— Directive —
Reproduce, word for word, the records from their first line down to and including the line containing "The side surface of shield".

··· Recorded information ···

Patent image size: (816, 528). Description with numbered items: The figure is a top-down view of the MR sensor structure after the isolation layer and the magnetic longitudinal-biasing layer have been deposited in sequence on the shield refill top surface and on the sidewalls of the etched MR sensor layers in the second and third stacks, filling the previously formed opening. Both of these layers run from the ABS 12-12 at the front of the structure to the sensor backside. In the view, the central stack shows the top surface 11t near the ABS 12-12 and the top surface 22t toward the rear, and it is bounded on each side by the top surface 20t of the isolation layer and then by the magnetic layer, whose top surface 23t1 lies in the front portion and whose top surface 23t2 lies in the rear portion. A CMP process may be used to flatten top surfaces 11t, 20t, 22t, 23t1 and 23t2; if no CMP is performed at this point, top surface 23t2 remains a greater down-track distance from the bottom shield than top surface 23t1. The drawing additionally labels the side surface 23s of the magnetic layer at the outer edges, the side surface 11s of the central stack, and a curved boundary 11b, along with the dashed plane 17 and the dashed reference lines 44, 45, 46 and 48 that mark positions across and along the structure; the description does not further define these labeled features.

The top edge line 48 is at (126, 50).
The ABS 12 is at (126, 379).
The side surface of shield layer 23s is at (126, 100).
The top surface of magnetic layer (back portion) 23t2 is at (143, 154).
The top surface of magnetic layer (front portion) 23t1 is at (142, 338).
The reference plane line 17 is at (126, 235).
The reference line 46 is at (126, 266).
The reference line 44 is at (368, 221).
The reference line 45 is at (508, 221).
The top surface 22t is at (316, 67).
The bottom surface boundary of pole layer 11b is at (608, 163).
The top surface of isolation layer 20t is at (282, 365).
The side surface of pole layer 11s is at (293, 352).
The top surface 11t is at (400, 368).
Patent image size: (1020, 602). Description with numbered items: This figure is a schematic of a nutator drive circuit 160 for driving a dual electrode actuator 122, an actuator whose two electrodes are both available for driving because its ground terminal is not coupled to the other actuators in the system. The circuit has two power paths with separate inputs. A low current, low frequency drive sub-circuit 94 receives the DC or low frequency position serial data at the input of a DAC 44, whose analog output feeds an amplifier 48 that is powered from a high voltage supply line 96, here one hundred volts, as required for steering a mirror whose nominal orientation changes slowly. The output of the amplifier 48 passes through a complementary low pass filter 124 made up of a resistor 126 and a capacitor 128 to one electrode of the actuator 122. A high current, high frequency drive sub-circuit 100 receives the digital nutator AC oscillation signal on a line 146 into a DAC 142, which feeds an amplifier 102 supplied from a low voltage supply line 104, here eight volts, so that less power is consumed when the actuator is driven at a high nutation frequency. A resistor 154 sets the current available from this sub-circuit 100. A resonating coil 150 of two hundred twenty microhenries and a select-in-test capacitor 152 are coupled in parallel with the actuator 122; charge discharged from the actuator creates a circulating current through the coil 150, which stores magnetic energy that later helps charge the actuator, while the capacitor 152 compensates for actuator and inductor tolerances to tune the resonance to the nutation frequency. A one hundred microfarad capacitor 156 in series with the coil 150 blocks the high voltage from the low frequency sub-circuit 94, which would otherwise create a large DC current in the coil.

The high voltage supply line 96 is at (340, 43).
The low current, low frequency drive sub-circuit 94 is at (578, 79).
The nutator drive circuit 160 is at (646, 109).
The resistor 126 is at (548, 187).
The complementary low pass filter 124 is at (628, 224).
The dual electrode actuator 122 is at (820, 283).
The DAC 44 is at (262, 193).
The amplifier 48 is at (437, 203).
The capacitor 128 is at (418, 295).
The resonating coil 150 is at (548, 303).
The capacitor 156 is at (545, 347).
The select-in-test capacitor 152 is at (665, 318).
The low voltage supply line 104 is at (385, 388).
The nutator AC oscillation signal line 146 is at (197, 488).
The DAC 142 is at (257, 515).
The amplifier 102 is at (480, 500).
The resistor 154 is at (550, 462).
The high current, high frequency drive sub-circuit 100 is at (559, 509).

···

— Output for this task —
Patent image size: (816, 528). Description with numbered items: The figure is a top-down view of the MR sensor structure after the isolation layer and the magnetic longitudinal-biasing layer have been deposited in sequence on the shield refill top surface and on the sidewalls of the etched MR sensor layers in the second and third stacks, filling the previously formed opening. Both of these layers run from the ABS 12-12 at the front of the structure to the sensor backside. In the view, the central stack shows the top surface 11t near the ABS 12-12 and the top surface 22t toward the rear, and it is bounded on each side by the top surface 20t of the isolation layer and then by the magnetic layer, whose top surface 23t1 lies in the front portion and whose top surface 23t2 lies in the rear portion. A CMP process may be used to flatten top surfaces 11t, 20t, 22t, 23t1 and 23t2; if no CMP is performed at this point, top surface 23t2 remains a greater down-track distance from the bottom shield than top surface 23t1. The drawing additionally labels the side surface 23s of the magnetic layer at the outer edges, the side surface 11s of the central stack, and a curved boundary 11b, along with the dashed plane 17 and the dashed reference lines 44, 45, 46 and 48 that mark positions across and along the structure; the description does not further define these labeled features.

The top edge line 48 is at (126, 50).
The ABS 12 is at (126, 379).
The side surface of shield layer 23s is at (126, 100).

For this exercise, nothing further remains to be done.